Задание 1 :: Какое место по уровню преступности среди регионов России занимает Челябинская область, согласно тексту о Магнитогорске?

Текст для чтения ::
________________________

Я без труда нахожу дом бабушки Евдокии Ивановны, и он приятно удивляет меня своей абсолютной «кчемностью». Свежевыкрашенный, он глядит на центральную улицу белыми, очевидно на заказ сделанными пластиковыми окнами; в тщательно прополотом палисаднике рдеют обязательные для благополучия астры. Мне открывает дверь аккуратная голубоглазая бабушка, которая, с тревогой глядя на меня, повторяет, как заклинание: «Не знаю, где они! Сама, милая, все им звоню, и не отвечают — ни он, ни она, ни дочка ее. Не знаю, не знаю ничего…».
Из деревни я возвращаюсь в Магнитогорск, к дому, где живет Салима. Приезжаю немного раньше времени, назначенного мне соседом, и сижу в скверике, наблюдаю за оживленной вечерней жизнью района.
Молодежь, с ногами забравшись на лавки, пьет пиво и лузгает семечки, отчего весь сквер засыпан черно-белой шелухой. Я слышу, о чем говорят парень и девушка лет семнадцати.
— Магнитка рулит, отвечаю!
— Не, ну а че, ты бы в Челябе не остался бы — если так? Я бы осталась.
— И че б ты там делала? Ноги раздвигала? Это и здесь без проблем!
Мимо лавки с молодежью бесцельно носится туда-сюда толстая, беззаботная такса. Ее хозяйка разрывается между собакой и ребенком:
— Гриша, твою ж мать! Куда полез?! Лаки, а ну ко мне!
Через скверик — между лавочками с молодыми компаниями, сквозь группу мам с колясками — проходит молодая, но какая-то почерневшая, заметно сильно пьющая девушка. Она шагает быстро, флегматично смотрит вдаль, прижимая к себе огромного белого плюшевого зайца, испачканного коричневой краской. Никто на нее даже не оборачивается.
Вид на Магнитогорский Металлургический Комбинат. Фото: Влад Докшин / «Новая газета»
— Это город-монстр, — говорит мне про Магнитогорск психолог Наталья Костюченко, которая и сама родом отсюда. — Огромный комбинат, исторически появившийся вследствие как бы мужского такого коллективного акта, отсутствие иных перспектив, воспитание в духе «бери свое»… Это для остальной России разговоры про суровый челябинский характер — шуточки; а здесь это каждый день можно наблюдать. Если говорить про изнасилования, то в девяностые это тут даже преступлением не считалось — так, неприятный случай.
(Впрочем, можно и не говорить про девяностые, а поговорить, например, про 2016. Челябинская область, по уровню преступности, находящаяся на пятом месте среди прочих регионов России, в прошлом году продемонстрировала 150-процентный прирост преступлений сексуального характера).
Вечером мне, можно сказать, повезло. Проникнув по договоренности с соседом в тамбур, я вновь безуспешно колотилась в дверь, а потом как-то рефлекторно нажала на дверную ручку — и дверь неожиданно подалась внутрь. Из темноты неосвещенной квартиры мне навстречу выступил растерянный средних лет мужчина. Абсолютно трезвый.
— Вы Игорь? — спросила я.
— Я нет, я не Игорь, — тихо ответил он. — Салимы нет. Она уехала. Я ничего больше не знаю.

________________________

Исходные данные ::
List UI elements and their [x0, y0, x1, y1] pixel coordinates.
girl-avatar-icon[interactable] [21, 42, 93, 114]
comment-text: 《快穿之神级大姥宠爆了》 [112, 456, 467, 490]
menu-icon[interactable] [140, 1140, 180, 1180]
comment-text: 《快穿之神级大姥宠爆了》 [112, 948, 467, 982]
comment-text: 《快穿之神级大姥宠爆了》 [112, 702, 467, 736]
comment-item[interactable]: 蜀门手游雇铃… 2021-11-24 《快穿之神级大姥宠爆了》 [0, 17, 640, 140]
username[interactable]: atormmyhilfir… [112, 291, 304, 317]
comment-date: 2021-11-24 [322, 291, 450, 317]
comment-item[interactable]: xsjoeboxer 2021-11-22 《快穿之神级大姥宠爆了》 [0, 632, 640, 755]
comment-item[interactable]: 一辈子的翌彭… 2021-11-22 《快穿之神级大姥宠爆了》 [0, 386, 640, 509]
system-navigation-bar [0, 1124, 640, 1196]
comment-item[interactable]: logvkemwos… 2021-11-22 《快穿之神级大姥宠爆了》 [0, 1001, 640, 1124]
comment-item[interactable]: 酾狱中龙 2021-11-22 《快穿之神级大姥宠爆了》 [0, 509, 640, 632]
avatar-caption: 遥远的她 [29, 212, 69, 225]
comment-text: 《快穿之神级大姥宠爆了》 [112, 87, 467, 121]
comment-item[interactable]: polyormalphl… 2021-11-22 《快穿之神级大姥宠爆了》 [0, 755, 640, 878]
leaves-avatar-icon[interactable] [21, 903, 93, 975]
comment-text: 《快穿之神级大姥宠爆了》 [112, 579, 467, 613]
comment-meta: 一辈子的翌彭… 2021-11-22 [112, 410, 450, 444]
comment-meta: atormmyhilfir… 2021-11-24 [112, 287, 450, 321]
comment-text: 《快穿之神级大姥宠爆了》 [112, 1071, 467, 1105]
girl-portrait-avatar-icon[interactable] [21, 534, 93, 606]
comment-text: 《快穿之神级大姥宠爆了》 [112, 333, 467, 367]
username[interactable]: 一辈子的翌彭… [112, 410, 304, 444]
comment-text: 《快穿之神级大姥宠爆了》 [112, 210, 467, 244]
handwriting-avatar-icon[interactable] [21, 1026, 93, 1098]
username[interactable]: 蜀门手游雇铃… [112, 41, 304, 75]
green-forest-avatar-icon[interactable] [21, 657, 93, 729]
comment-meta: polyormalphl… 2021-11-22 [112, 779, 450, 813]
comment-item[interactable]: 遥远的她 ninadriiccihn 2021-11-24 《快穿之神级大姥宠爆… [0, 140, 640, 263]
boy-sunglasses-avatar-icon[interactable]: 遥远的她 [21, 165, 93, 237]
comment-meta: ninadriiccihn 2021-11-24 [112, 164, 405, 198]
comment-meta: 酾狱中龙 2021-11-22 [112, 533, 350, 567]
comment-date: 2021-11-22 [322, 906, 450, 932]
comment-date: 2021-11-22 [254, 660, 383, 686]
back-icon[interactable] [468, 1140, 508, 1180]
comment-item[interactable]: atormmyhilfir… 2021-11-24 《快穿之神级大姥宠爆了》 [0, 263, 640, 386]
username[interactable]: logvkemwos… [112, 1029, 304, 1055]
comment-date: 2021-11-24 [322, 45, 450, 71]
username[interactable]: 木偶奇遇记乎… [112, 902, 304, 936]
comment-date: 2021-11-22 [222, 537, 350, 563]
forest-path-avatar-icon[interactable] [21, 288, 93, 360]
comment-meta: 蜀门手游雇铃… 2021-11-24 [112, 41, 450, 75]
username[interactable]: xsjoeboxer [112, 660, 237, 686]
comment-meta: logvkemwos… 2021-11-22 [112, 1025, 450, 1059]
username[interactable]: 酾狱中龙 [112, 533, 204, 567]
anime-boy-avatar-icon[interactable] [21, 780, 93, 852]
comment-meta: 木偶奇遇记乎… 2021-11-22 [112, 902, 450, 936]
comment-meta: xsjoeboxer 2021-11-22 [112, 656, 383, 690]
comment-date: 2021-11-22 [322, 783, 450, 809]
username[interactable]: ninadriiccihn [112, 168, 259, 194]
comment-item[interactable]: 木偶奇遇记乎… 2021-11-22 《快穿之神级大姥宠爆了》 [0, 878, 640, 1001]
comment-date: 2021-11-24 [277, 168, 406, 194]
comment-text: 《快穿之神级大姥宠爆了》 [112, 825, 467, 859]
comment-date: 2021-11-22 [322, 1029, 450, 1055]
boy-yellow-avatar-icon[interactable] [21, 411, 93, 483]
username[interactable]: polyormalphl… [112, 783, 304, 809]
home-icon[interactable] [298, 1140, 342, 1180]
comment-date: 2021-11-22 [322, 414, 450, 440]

________________________

Задание 2 :: Перепечатайте записи с самой первой строки по строку, в которой есть «comment-text: 《快穿之神级大姥宠爆了》 [112, 702, 467, 736]», включительно.

Ответ 1 :: Пятое место.

Ответ 2 ::
List UI elements and their [x0, y0, x1, y1] pixel coordinates.
girl-avatar-icon[interactable] [21, 42, 93, 114]
comment-text: 《快穿之神级大姥宠爆了》 [112, 456, 467, 490]
menu-icon[interactable] [140, 1140, 180, 1180]
comment-text: 《快穿之神级大姥宠爆了》 [112, 948, 467, 982]
comment-text: 《快穿之神级大姥宠爆了》 [112, 702, 467, 736]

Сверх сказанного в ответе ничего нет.